++++ Stored rows

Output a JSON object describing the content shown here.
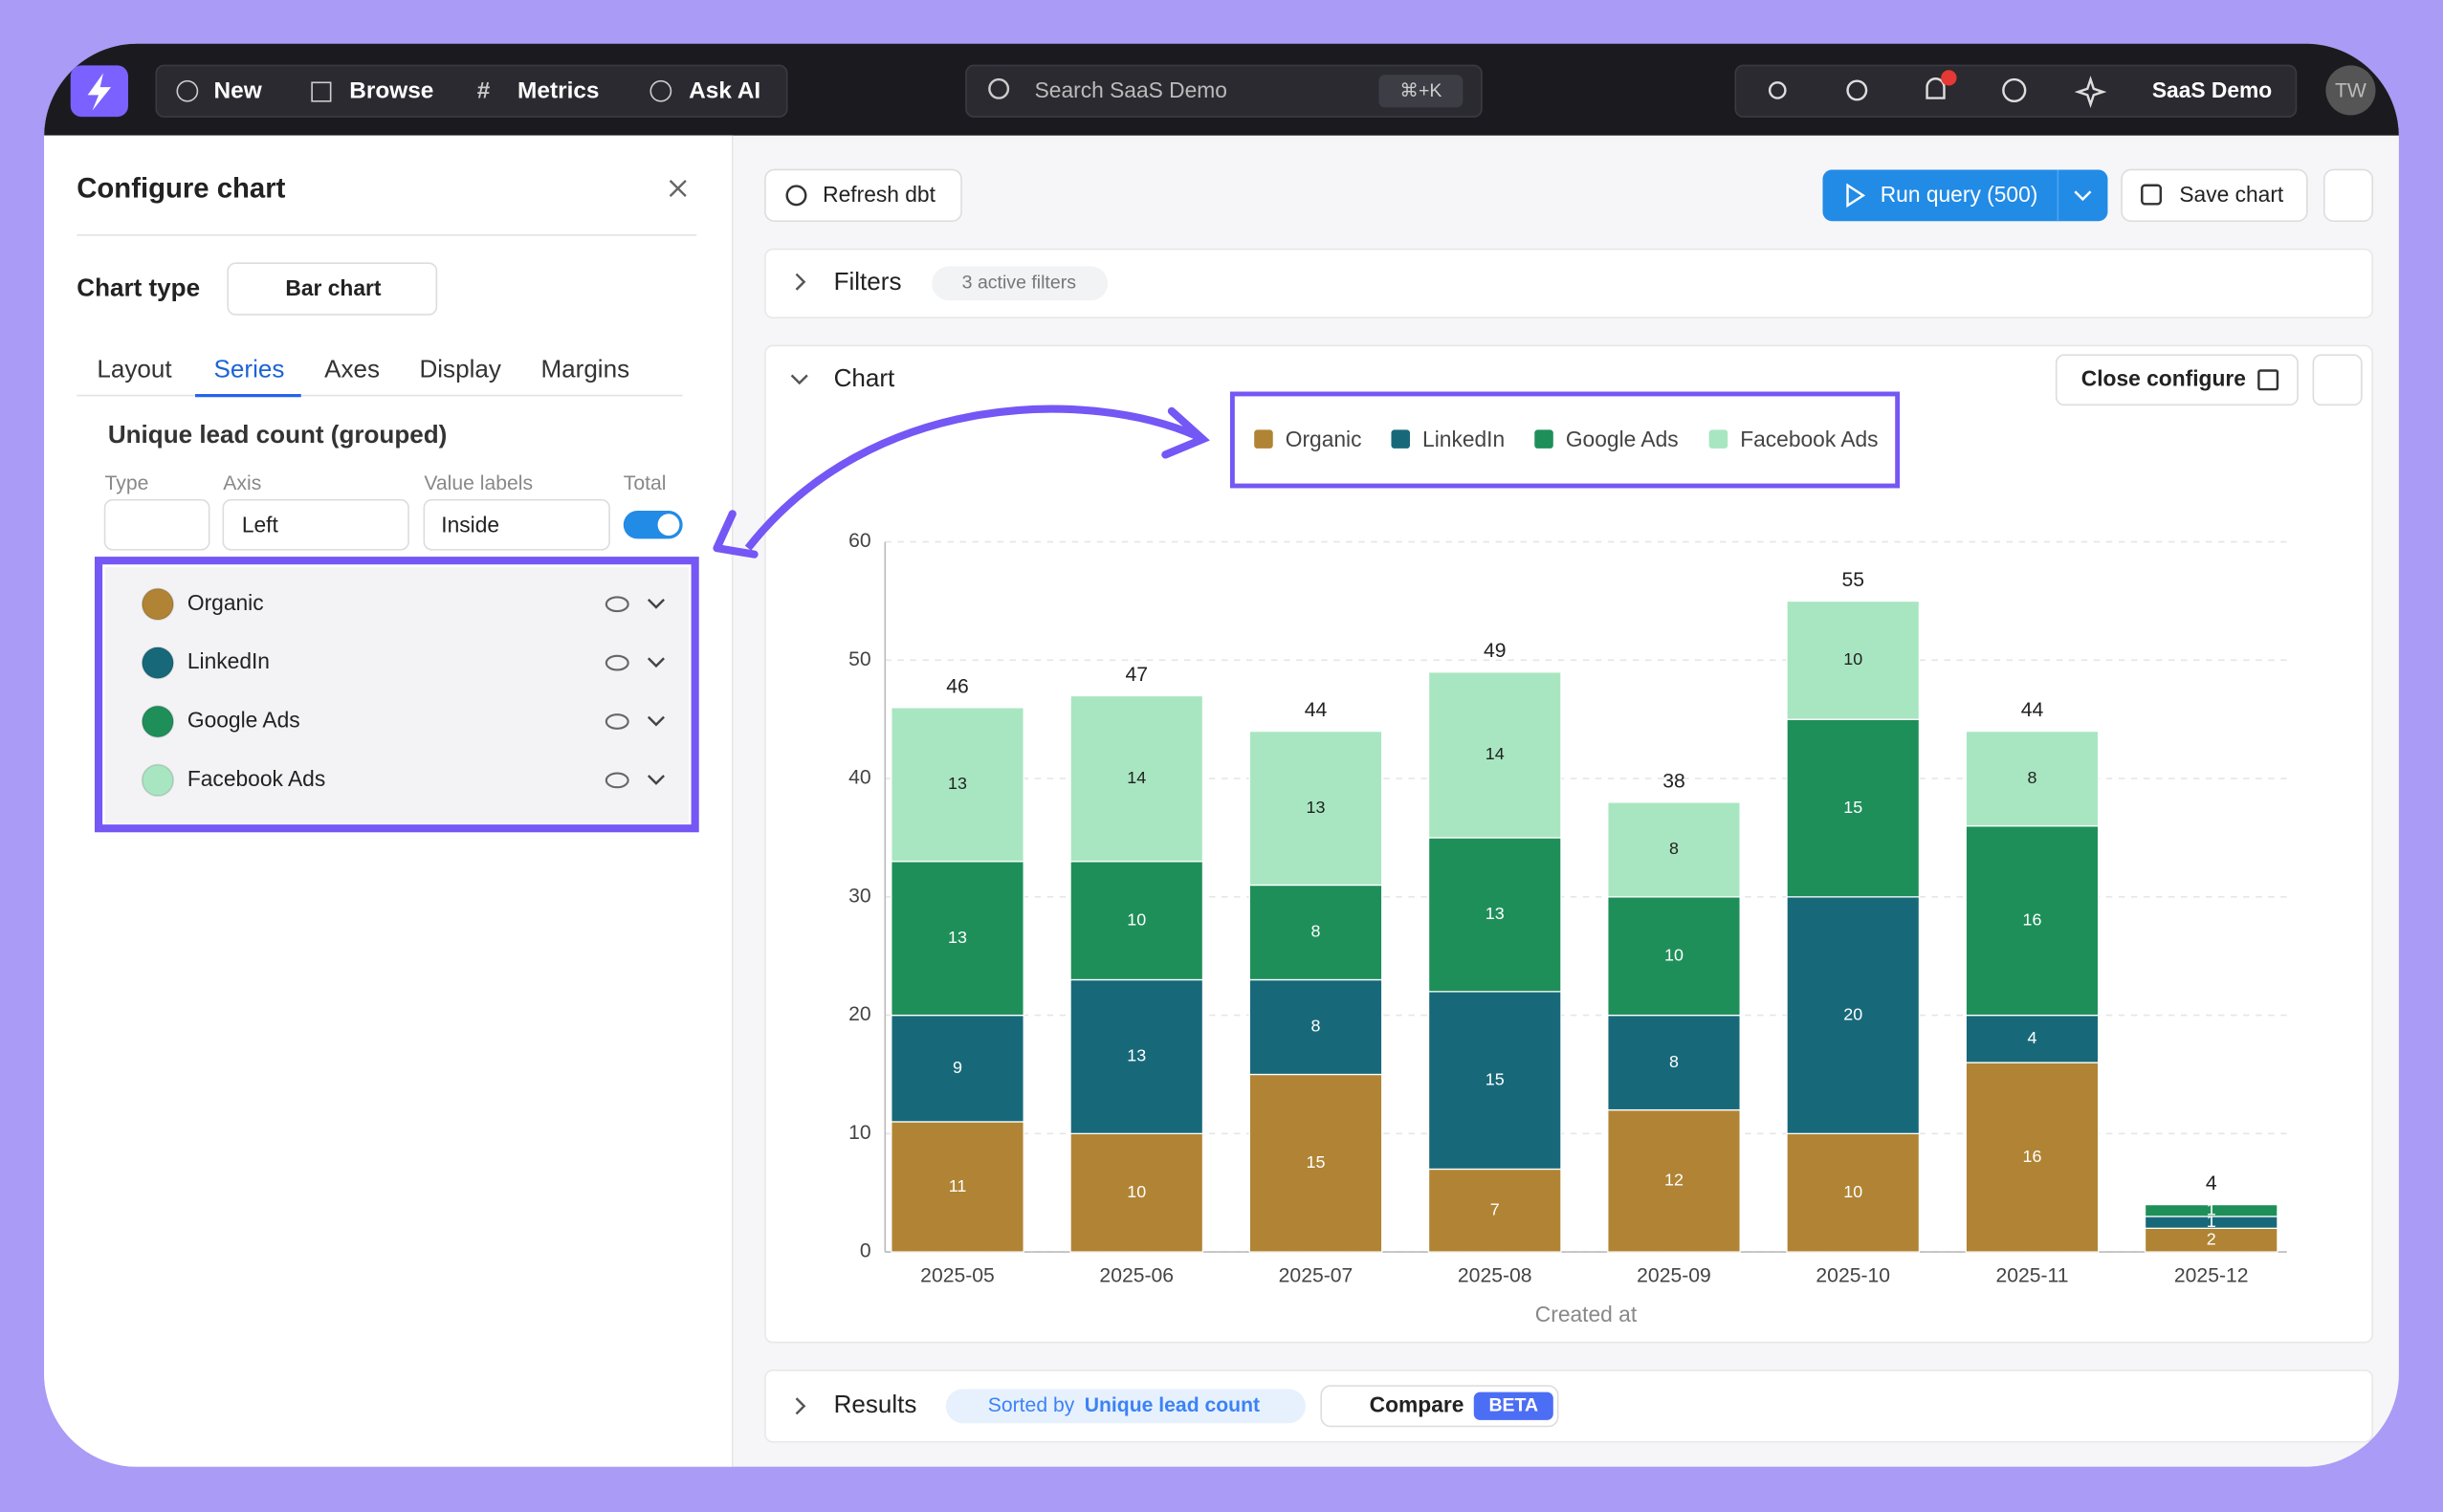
{
  "ui": {
    "nav": {
      "new": "New",
      "browse": "Browse",
      "metrics": "Metrics",
      "ask_ai": "Ask AI",
      "search": "Search SaaS Demo",
      "shortcut": "⌘+K",
      "project": "SaaS Demo",
      "avatar": "TW"
    },
    "panel": {
      "title": "Configure chart",
      "chart_type_label": "Chart type",
      "chart_type": "Bar chart",
      "tabs": [
        "Layout",
        "Series",
        "Axes",
        "Display",
        "Margins"
      ],
      "group": "Unique lead count (grouped)",
      "columns": [
        "Type",
        "Axis",
        "Value labels",
        "Total"
      ],
      "axis": "Left",
      "value_labels": "Inside"
    },
    "toolbar": {
      "refresh": "Refresh dbt",
      "run": "Run query (500)",
      "save": "Save chart"
    },
    "filters": {
      "title": "Filters",
      "badge": "3 active filters"
    },
    "chart_card": {
      "title": "Chart",
      "close": "Close configure"
    },
    "results": {
      "title": "Results",
      "sorted_prefix": "Sorted by",
      "sorted_field": "Unique lead count",
      "compare": "Compare",
      "beta": "BETA"
    }
  },
  "chart_data": {
    "type": "stacked_bar",
    "x_label": "Created at",
    "categories": [
      "2025-05",
      "2025-06",
      "2025-07",
      "2025-08",
      "2025-09",
      "2025-10",
      "2025-11",
      "2025-12"
    ],
    "series": [
      {
        "name": "Organic",
        "color": "#b08434",
        "values": [
          11,
          10,
          15,
          7,
          12,
          10,
          16,
          2
        ]
      },
      {
        "name": "LinkedIn",
        "color": "#17697a",
        "values": [
          9,
          13,
          8,
          15,
          8,
          20,
          4,
          1
        ]
      },
      {
        "name": "Google Ads",
        "color": "#1f8f5a",
        "values": [
          13,
          10,
          8,
          13,
          10,
          15,
          16,
          1
        ]
      },
      {
        "name": "Facebook Ads",
        "color": "#a8e6c1",
        "values": [
          13,
          14,
          13,
          14,
          8,
          10,
          8,
          0
        ]
      }
    ],
    "totals": [
      46,
      47,
      44,
      49,
      38,
      55,
      44,
      4
    ],
    "ylim": [
      0,
      60
    ],
    "yticks": [
      0,
      10,
      20,
      30,
      40,
      50,
      60
    ],
    "grid": true,
    "legend": "top"
  }
}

++++++++

Instruction |
Copy each line of the records above that carries the word "Unique".

Answer to the exercise |
      "group": "Unique lead count (grouped)",
      "sorted_field": "Unique lead count",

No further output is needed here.